SHORT TASK:
Count lines, not occurrences: report how many lines in the records hold the string "Steckerhülse", and nothing else.

* Start EXTRACTED MATERIAL *

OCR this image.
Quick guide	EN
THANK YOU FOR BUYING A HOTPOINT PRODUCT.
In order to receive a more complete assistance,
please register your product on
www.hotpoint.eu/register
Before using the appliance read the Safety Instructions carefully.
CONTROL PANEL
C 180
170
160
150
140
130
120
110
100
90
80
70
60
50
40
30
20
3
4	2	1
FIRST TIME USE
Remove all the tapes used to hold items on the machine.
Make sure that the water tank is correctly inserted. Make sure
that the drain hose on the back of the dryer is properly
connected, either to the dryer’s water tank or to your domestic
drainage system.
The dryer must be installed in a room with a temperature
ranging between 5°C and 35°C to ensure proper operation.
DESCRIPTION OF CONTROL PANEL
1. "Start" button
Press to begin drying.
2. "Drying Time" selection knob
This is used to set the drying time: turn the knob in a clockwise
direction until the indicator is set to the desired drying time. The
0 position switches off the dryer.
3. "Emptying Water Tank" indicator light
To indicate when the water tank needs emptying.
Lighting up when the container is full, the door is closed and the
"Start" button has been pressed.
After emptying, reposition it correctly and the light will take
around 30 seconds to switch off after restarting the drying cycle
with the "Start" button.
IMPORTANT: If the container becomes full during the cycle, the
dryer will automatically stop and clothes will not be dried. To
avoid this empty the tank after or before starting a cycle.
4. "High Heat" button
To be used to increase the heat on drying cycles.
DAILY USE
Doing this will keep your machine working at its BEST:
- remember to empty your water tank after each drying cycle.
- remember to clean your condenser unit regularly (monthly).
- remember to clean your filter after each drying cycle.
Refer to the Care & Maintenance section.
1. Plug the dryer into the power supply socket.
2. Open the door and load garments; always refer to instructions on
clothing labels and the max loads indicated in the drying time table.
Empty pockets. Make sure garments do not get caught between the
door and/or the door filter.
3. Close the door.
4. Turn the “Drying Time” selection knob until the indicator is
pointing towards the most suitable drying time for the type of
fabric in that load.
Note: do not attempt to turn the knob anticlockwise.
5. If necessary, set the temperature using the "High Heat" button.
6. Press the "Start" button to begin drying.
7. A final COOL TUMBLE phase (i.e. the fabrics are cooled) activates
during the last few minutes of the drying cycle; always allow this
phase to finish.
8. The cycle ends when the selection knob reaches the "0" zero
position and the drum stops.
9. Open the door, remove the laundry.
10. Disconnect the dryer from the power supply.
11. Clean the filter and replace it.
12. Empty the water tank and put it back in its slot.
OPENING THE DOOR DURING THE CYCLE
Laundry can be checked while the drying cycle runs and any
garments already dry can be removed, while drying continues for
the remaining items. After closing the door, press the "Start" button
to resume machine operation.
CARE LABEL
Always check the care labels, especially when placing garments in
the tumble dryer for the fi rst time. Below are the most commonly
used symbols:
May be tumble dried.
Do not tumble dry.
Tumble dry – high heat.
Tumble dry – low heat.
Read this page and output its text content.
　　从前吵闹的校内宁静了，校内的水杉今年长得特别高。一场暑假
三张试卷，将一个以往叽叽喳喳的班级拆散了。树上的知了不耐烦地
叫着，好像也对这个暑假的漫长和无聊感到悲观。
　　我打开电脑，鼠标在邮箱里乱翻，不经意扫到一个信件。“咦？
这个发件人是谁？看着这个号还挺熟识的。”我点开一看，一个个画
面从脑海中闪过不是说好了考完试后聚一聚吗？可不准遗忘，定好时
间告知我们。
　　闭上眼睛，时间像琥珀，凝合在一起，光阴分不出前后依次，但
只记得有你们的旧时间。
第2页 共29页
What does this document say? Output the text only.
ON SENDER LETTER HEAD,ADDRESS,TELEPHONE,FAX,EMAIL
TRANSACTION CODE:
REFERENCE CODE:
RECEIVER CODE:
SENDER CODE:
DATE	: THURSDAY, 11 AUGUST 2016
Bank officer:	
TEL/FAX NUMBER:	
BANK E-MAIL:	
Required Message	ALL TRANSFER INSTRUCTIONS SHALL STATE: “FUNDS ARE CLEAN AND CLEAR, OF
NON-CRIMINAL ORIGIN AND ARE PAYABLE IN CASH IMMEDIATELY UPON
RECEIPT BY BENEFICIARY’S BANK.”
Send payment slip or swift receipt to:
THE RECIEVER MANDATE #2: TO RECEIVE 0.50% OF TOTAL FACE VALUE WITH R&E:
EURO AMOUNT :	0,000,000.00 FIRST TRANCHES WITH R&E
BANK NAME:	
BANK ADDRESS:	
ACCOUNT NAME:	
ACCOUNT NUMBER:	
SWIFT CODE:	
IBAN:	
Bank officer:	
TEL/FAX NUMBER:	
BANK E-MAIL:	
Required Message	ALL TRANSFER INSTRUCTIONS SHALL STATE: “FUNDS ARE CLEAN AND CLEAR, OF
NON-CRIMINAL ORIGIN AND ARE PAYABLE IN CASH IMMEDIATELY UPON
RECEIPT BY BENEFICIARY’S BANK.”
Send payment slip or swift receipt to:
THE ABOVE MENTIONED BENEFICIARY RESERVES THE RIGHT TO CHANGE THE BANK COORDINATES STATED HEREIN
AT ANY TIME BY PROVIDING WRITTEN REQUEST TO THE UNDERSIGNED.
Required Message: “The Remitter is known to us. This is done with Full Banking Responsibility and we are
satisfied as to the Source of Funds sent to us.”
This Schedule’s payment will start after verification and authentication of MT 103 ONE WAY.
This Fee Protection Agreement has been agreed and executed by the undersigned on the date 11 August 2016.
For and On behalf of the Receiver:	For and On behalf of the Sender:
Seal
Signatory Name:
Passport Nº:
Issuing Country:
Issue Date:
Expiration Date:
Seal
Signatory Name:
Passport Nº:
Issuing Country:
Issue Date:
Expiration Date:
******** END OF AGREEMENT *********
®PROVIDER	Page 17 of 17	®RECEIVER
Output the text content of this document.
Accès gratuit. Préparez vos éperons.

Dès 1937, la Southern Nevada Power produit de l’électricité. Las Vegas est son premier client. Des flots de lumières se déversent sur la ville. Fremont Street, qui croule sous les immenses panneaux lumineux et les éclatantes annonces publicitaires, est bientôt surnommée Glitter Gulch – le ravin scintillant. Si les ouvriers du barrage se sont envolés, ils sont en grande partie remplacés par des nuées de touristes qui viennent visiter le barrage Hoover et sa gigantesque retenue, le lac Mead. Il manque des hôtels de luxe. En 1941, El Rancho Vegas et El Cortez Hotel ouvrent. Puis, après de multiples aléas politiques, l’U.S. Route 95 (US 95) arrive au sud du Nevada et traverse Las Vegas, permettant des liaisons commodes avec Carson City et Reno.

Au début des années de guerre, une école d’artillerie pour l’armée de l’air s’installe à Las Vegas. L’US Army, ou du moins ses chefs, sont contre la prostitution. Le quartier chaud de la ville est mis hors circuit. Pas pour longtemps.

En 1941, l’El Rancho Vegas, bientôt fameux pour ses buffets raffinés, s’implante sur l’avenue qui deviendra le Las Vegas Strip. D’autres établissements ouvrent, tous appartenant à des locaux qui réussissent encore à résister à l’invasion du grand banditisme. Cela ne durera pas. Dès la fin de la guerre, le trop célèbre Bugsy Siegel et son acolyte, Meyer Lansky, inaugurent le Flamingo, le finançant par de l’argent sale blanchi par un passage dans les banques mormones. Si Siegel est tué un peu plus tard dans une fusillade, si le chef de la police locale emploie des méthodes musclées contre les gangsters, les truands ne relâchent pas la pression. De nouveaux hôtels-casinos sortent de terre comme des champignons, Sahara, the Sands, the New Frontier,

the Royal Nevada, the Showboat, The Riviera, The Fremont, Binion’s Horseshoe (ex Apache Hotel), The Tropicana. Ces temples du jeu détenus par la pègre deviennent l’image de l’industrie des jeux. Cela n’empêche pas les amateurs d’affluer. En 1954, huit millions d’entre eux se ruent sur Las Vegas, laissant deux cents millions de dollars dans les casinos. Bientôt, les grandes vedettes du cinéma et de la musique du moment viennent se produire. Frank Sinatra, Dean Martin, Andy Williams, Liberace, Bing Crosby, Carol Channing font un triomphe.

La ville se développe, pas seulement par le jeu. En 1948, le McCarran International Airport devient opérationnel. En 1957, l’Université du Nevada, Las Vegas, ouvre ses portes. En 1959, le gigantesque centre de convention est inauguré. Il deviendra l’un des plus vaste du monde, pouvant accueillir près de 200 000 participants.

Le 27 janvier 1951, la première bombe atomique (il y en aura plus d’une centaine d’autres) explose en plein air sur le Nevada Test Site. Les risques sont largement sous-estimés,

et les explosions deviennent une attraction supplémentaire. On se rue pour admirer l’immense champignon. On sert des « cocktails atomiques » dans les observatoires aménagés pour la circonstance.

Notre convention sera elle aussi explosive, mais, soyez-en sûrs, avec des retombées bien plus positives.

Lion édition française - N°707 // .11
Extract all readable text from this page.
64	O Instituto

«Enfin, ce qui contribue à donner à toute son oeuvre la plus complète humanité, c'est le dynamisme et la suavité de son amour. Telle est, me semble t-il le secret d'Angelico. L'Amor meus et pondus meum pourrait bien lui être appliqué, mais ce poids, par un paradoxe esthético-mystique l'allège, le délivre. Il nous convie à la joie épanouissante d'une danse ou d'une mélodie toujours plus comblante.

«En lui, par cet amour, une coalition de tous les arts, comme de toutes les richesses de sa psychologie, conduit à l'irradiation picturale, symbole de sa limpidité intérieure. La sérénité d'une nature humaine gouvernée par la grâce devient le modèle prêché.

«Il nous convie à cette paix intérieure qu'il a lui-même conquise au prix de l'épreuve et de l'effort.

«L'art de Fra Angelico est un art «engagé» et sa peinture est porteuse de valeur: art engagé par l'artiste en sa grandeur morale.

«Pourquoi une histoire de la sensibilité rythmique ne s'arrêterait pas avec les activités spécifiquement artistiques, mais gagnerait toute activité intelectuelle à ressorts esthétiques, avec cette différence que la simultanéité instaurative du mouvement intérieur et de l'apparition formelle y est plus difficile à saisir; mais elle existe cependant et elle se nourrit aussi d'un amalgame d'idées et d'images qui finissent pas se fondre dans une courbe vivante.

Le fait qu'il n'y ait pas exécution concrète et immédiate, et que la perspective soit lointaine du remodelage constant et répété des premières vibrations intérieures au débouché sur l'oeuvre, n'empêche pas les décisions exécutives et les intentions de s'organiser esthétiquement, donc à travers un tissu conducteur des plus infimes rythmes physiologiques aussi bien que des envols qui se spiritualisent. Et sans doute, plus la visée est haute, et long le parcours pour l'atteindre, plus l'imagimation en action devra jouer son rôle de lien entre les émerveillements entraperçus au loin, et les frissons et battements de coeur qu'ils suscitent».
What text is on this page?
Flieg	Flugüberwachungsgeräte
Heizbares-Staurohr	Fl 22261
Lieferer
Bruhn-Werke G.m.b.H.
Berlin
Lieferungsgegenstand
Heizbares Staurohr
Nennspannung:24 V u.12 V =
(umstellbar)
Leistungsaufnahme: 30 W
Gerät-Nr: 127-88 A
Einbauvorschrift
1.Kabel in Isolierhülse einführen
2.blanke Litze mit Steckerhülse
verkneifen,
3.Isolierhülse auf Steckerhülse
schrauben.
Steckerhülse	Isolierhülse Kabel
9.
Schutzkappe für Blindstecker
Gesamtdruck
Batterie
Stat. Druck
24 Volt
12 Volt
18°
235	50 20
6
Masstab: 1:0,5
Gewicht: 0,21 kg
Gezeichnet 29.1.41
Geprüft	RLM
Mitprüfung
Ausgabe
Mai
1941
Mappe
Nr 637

* End EXTRACTED MATERIAL *

SOLUTION TO THIS TASK:
3